>> start SUPPLIED MATERIAL
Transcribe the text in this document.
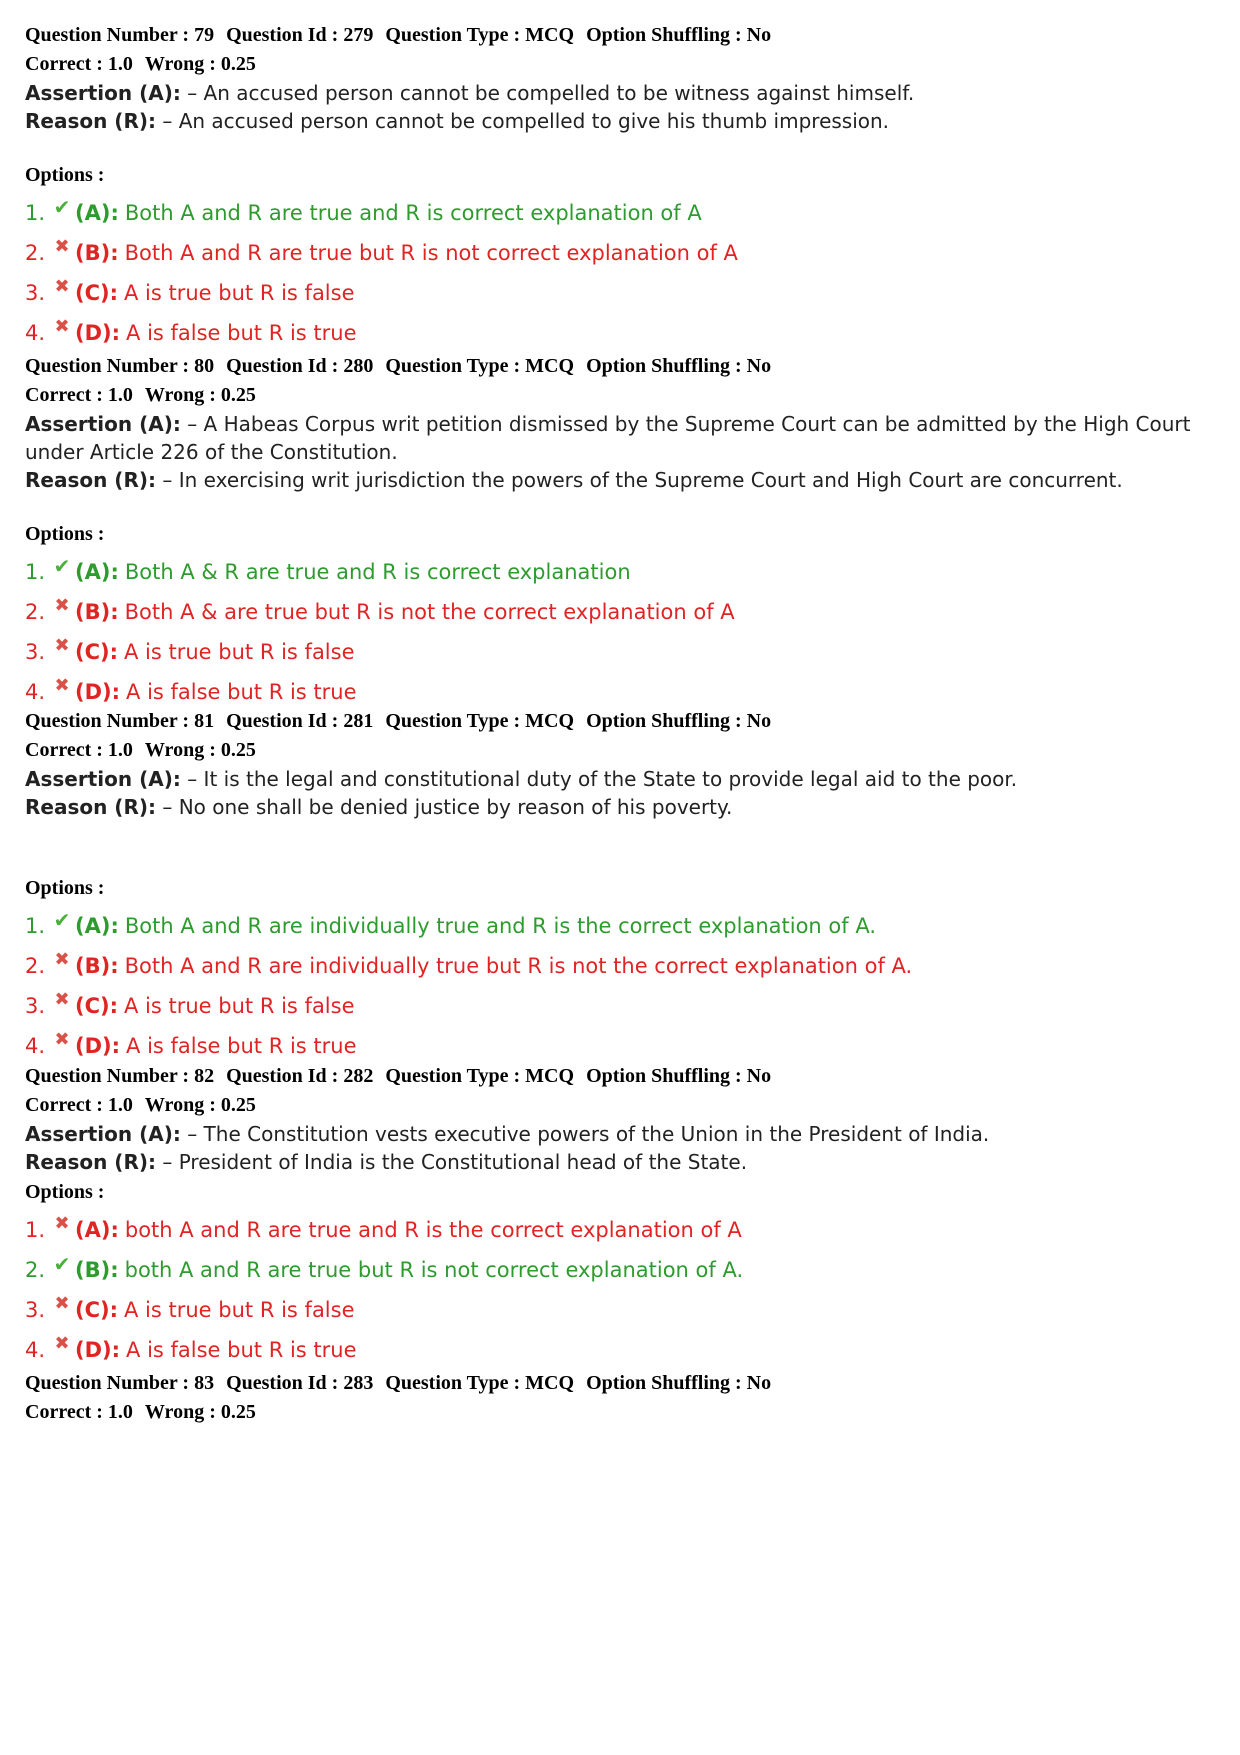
Question Number : 79 Question Id : 279 Question Type : MCQ Option Shuffling : No
Correct : 1.0 Wrong : 0.25
Assertion (A): – An accused person cannot be compelled to be witness against himself.
Reason (R): – An accused person cannot be compelled to give his thumb impression.
Options :
1. ✔ (A): Both A and R are true and R is correct explanation of A
2. ✖ (B): Both A and R are true but R is not correct explanation of A
3. ✖ (C): A is true but R is false
4. ✖ (D): A is false but R is true
Question Number : 80 Question Id : 280 Question Type : MCQ Option Shuffling : No
Correct : 1.0 Wrong : 0.25
Assertion (A): – A Habeas Corpus writ petition dismissed by the Supreme Court can be admitted by the High Court under Article 226 of the Constitution.
Reason (R): – In exercising writ jurisdiction the powers of the Supreme Court and High Court are concurrent.
Options :
1. ✔ (A): Both A & R are true and R is correct explanation
2. ✖ (B): Both A & are true but R is not the correct explanation of A
3. ✖ (C): A is true but R is false
4. ✖ (D): A is false but R is true
Question Number : 81 Question Id : 281 Question Type : MCQ Option Shuffling : No
Correct : 1.0 Wrong : 0.25
Assertion (A): – It is the legal and constitutional duty of the State to provide legal aid to the poor.
Reason (R): – No one shall be denied justice by reason of his poverty.
Options :
1. ✔ (A): Both A and R are individually true and R is the correct explanation of A.
2. ✖ (B): Both A and R are individually true but R is not the correct explanation of A.
3. ✖ (C): A is true but R is false
4. ✖ (D): A is false but R is true
Question Number : 82 Question Id : 282 Question Type : MCQ Option Shuffling : No
Correct : 1.0 Wrong : 0.25
Assertion (A): – The Constitution vests executive powers of the Union in the President of India.
Reason (R): – President of India is the Constitutional head of the State.
Options :
1. ✖ (A): both A and R are true and R is the correct explanation of A
2. ✔ (B): both A and R are true but R is not correct explanation of A.
3. ✖ (C): A is true but R is false
4. ✖ (D): A is false but R is true
Question Number : 83 Question Id : 283 Question Type : MCQ Option Shuffling : No
Correct : 1.0 Wrong : 0.25
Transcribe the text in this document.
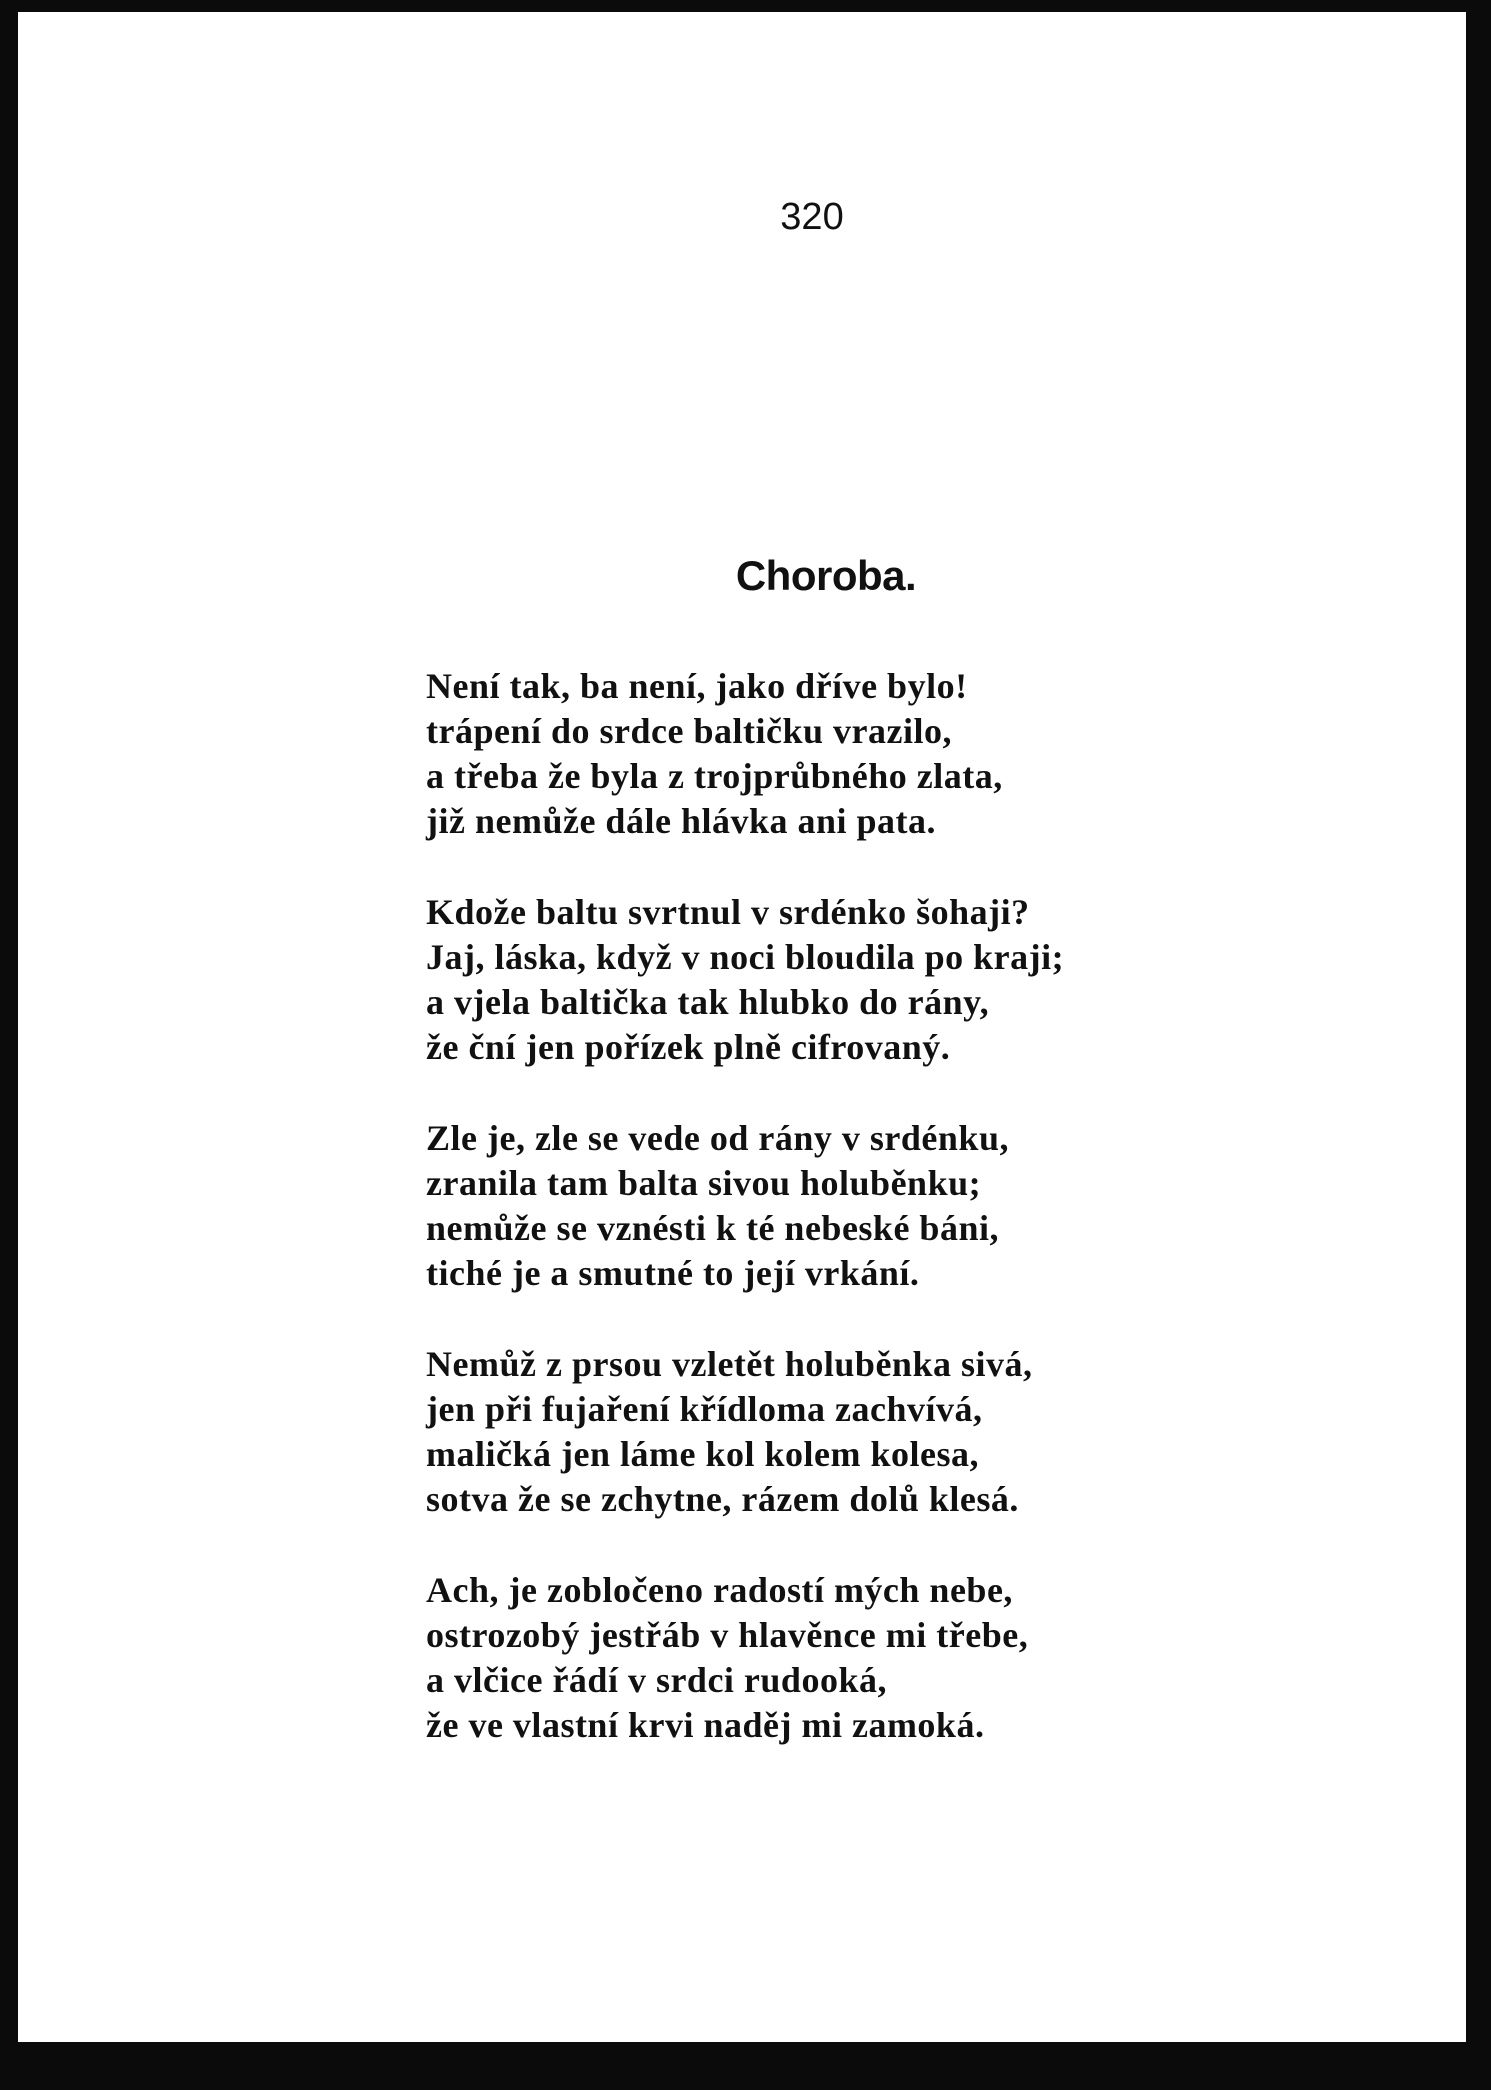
320
Choroba.
Není tak, ba není, jako dříve bylo!
trápení do srdce baltičku vrazilo,
a třeba že byla z trojprůbného zlata,
již nemůže dále hlávka ani pata.
Kdože baltu svrtnul v srdénko šohaji?
Jaj, láska, když v noci bloudila po kraji;
a vjela baltička tak hlubko do rány,
že ční jen pořízek plně cifrovaný.
Zle je, zle se vede od rány v srdénku,
zranila tam balta sivou holuběnku;
nemůže se vznésti k té nebeské báni,
tiché je a smutné to její vrkání.
Nemůž z prsou vzletět holuběnka sivá,
jen při fujaření křídloma zachvívá,
maličká jen láme kol kolem kolesa,
sotva že se zchytne, rázem dolů klesá.
Ach, je zobločeno radostí mých nebe,
ostrozobý jestřáb v hlavěnce mi třebe,
a vlčice řádí v srdci rudooká,
že ve vlastní krvi naděj mi zamoká.
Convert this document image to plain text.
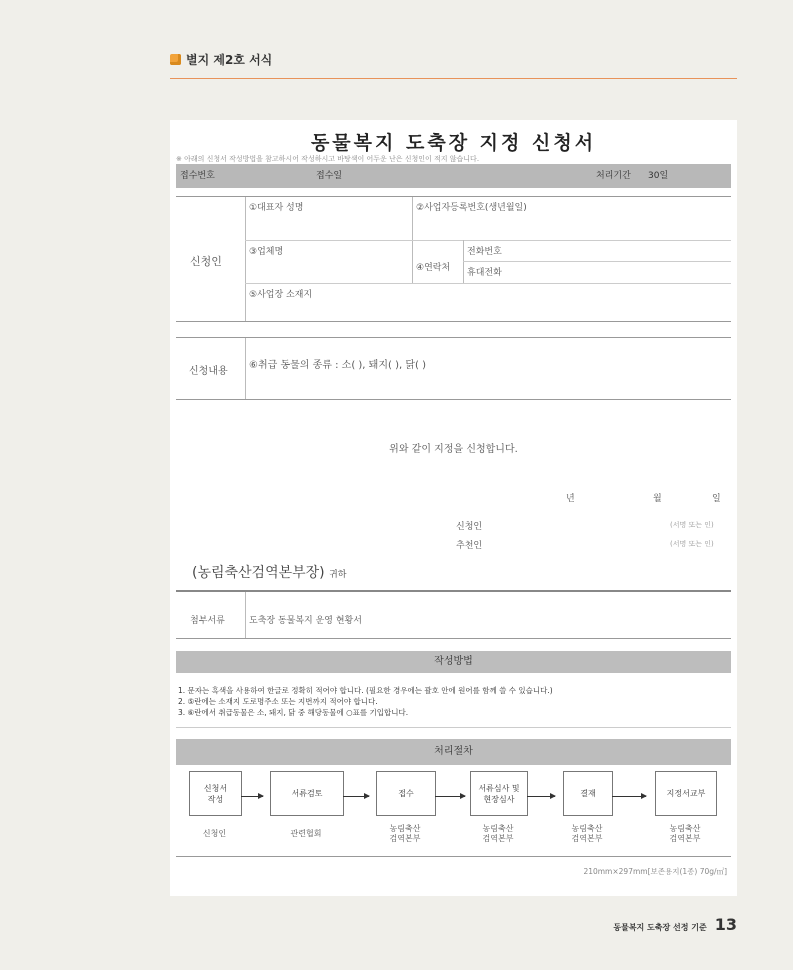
별지 제2호 서식
동물복지 도축장 지정 신청서
※ 아래의 신청서 작성방법을 참고하시어 작성하시고 바탕색이 어두운 난은 신청인이 적지 않습니다.
접수번호	접수일	처리기간 30일
신청인
①대표자 성명	②사업자등록번호(생년월일)
③업체명
④연락처
전화번호
휴대전화
⑤사업장 소재지
신청내용
⑥취급 동물의 종류 : 소( ), 돼지( ), 닭( )
위와 같이 지정을 신청합니다.
년	월	일
신청인	(서명 또는 인)
추천인	(서명 또는 인)
(농림축산검역본부장) 귀하
첨부서류	도축장 동물복지 운영 현황서
작성방법
1. 문자는 흑색을 사용하여 한글로 정확히 적어야 합니다. (필요한 경우에는 괄호 안에 원어를 함께 쓸 수 있습니다.)
2. ⑤란에는 소재지 도로명주소 또는 지번까지 적어야 합니다.
3. ⑥란에서 취급동물은 소, 돼지, 닭 중 해당동물에 ○표를 기입합니다.
처리절차
신청서
작성
서류검토	접수
서류심사 및
현장심사
결재	지정서교부
신청인	관련협회
농림축산
검역본부
농림축산
검역본부
농림축산
검역본부
농림축산
검역본부
210mm×297mm[보존용지(1종) 70g/㎡]
동물복지 도축장 선정 기준 13
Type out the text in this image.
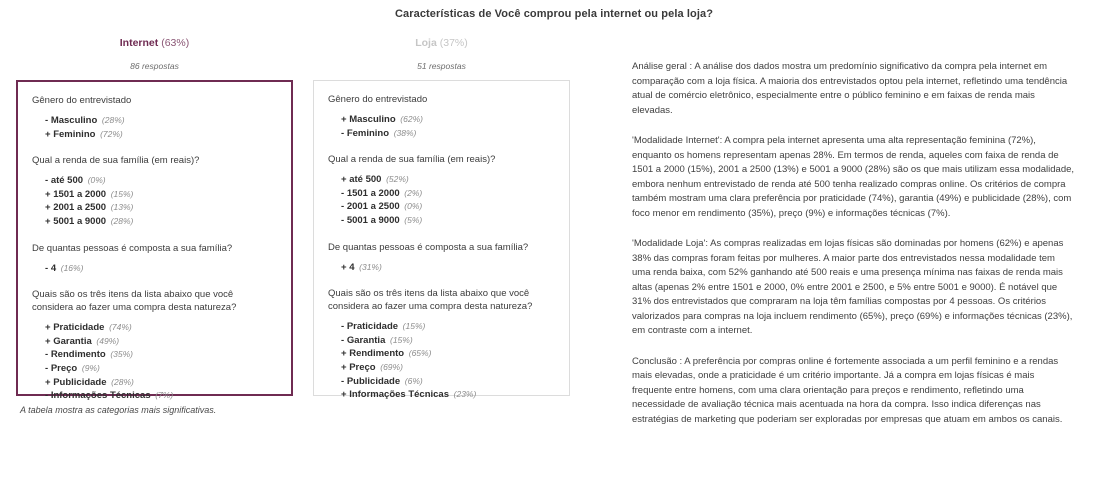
Características de Você comprou pela internet ou pela loja?
Internet (63%)
86 respostas
Gênero do entrevistado
- Masculino (28%)
+ Feminino (72%)
Qual a renda de sua família (em reais)?
- até 500 (0%)
+ 1501 a 2000 (15%)
+ 2001 a 2500 (13%)
+ 5001 a 9000 (28%)
De quantas pessoas é composta a sua família?
- 4 (16%)
Quais são os três itens da lista abaixo que você considera ao fazer uma compra desta natureza?
+ Praticidade (74%)
+ Garantia (49%)
- Rendimento (35%)
- Preço (9%)
+ Publicidade (28%)
- Informações Técnicas (7%)
A tabela mostra as categorias mais significativas.
Loja (37%)
51 respostas
Gênero do entrevistado
+ Masculino (62%)
- Feminino (38%)
Qual a renda de sua família (em reais)?
+ até 500 (52%)
- 1501 a 2000 (2%)
- 2001 a 2500 (0%)
- 5001 a 9000 (5%)
De quantas pessoas é composta a sua família?
+ 4 (31%)
Quais são os três itens da lista abaixo que você considera ao fazer uma compra desta natureza?
- Praticidade (15%)
- Garantia (15%)
+ Rendimento (65%)
+ Preço (69%)
- Publicidade (6%)
+ Informações Técnicas (23%)

Análise geral : A análise dos dados mostra um predomínio significativo da compra pela internet em comparação com a loja física. A maioria dos entrevistados optou pela internet, refletindo uma tendência atual de comércio eletrônico, especialmente entre o público feminino e em faixas de renda mais elevadas.

'Modalidade Internet': A compra pela internet apresenta uma alta representação feminina (72%), enquanto os homens representam apenas 28%. Em termos de renda, aqueles com faixa de renda de 1501 a 2000 (15%), 2001 a 2500 (13%) e 5001 a 9000 (28%) são os que mais utilizam essa modalidade, embora nenhum entrevistado de renda até 500 tenha realizado compras online. Os critérios de compra também mostram uma clara preferência por praticidade (74%), garantia (49%) e publicidade (28%), com foco menor em rendimento (35%), preço (9%) e informações técnicas (7%).

'Modalidade Loja': As compras realizadas em lojas físicas são dominadas por homens (62%) e apenas 38% das compras foram feitas por mulheres. A maior parte dos entrevistados nessa modalidade tem uma renda baixa, com 52% ganhando até 500 reais e uma presença mínima nas faixas de renda mais altas (apenas 2% entre 1501 e 2000, 0% entre 2001 e 2500, e 5% entre 5001 e 9000). É notável que 31% dos entrevistados que compraram na loja têm famílias compostas por 4 pessoas. Os critérios valorizados para compras na loja incluem rendimento (65%), preço (69%) e informações técnicas (23%), em contraste com a internet.

Conclusão : A preferência por compras online é fortemente associada a um perfil feminino e a rendas mais elevadas, onde a praticidade é um critério importante. Já a compra em lojas físicas é mais frequente entre homens, com uma clara orientação para preços e rendimento, refletindo uma necessidade de avaliação técnica mais acentuada na hora da compra. Isso indica diferenças nas estratégias de marketing que poderiam ser exploradas por empresas que atuam em ambos os canais.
>> end SUPPLIED MATERIAL
**WHAT THE EXERCISE ASKS**
Show every line from the entries above in which the word "Shuffling" appears.

**ANSWER TO THIS EXERCISE**
Question Number : 79 Question Id : 279 Question Type : MCQ Option Shuffling : No
Question Number : 80 Question Id : 280 Question Type : MCQ Option Shuffling : No
Question Number : 81 Question Id : 281 Question Type : MCQ Option Shuffling : No
Question Number : 82 Question Id : 282 Question Type : MCQ Option Shuffling : No
Question Number : 83 Question Id : 283 Question Type : MCQ Option Shuffling : No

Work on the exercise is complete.